▶ Dataset excerpts
--- BEGIN ---

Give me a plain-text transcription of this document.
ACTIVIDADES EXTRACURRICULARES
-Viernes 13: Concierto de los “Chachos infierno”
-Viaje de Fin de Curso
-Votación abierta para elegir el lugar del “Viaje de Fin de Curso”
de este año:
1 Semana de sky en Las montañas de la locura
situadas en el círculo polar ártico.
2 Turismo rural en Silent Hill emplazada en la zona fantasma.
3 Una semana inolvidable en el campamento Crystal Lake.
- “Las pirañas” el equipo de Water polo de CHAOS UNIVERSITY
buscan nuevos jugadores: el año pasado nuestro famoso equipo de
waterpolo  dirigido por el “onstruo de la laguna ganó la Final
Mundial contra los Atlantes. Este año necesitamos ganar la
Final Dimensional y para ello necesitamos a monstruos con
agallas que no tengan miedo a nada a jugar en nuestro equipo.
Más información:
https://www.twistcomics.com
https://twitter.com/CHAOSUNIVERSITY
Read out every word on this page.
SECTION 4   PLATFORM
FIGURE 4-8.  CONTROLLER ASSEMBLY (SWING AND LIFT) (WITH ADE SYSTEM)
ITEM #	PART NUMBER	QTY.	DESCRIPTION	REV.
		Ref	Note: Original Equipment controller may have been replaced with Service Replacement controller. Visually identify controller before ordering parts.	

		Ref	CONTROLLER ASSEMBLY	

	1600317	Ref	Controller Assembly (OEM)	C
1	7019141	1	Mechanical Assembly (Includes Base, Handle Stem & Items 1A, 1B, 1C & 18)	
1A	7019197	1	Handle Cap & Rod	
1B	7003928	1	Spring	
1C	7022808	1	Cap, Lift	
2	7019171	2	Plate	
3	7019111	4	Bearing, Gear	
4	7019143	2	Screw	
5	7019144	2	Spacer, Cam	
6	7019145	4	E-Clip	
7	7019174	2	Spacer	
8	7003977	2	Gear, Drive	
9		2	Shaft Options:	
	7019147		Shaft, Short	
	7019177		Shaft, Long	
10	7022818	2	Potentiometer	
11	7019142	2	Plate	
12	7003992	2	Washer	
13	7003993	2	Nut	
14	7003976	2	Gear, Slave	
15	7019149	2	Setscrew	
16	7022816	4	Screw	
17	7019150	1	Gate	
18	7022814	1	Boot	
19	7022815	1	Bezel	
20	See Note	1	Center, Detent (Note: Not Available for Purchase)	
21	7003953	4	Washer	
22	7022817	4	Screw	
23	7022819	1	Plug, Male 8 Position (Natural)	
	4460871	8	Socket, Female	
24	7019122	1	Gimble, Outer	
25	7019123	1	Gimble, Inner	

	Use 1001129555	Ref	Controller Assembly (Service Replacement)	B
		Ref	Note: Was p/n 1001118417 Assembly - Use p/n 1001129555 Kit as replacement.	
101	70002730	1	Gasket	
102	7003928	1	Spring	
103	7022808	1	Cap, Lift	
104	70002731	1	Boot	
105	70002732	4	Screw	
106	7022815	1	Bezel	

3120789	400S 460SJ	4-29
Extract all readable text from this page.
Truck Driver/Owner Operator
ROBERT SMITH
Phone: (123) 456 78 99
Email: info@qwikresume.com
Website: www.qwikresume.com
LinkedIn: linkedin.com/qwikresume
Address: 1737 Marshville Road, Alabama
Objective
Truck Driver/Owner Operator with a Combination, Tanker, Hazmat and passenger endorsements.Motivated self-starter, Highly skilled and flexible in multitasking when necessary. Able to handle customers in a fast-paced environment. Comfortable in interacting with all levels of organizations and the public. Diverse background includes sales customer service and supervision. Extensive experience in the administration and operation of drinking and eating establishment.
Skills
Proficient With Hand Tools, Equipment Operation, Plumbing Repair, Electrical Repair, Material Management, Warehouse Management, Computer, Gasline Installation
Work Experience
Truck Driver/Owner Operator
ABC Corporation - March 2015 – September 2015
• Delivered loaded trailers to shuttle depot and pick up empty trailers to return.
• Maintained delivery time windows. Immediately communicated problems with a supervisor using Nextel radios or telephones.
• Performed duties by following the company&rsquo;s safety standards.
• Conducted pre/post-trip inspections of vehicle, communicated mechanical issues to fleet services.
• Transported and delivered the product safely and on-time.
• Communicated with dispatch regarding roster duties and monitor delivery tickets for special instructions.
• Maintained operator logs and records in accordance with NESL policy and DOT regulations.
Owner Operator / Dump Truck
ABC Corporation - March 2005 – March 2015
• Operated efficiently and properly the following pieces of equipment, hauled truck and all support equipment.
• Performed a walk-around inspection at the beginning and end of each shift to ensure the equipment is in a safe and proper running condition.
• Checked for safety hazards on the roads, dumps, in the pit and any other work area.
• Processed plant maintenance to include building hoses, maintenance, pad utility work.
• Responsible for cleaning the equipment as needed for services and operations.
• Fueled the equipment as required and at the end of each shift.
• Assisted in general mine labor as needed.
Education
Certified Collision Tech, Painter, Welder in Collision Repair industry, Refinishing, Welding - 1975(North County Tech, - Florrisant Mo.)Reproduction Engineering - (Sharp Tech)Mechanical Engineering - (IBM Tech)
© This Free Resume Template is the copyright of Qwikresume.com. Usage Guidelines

--- END ---

▶ Stated goal
Copy out each line that contains the word "Washer".

▶ Answer to this task
12	7003992	2	Washer	
21	7003953	4	Washer	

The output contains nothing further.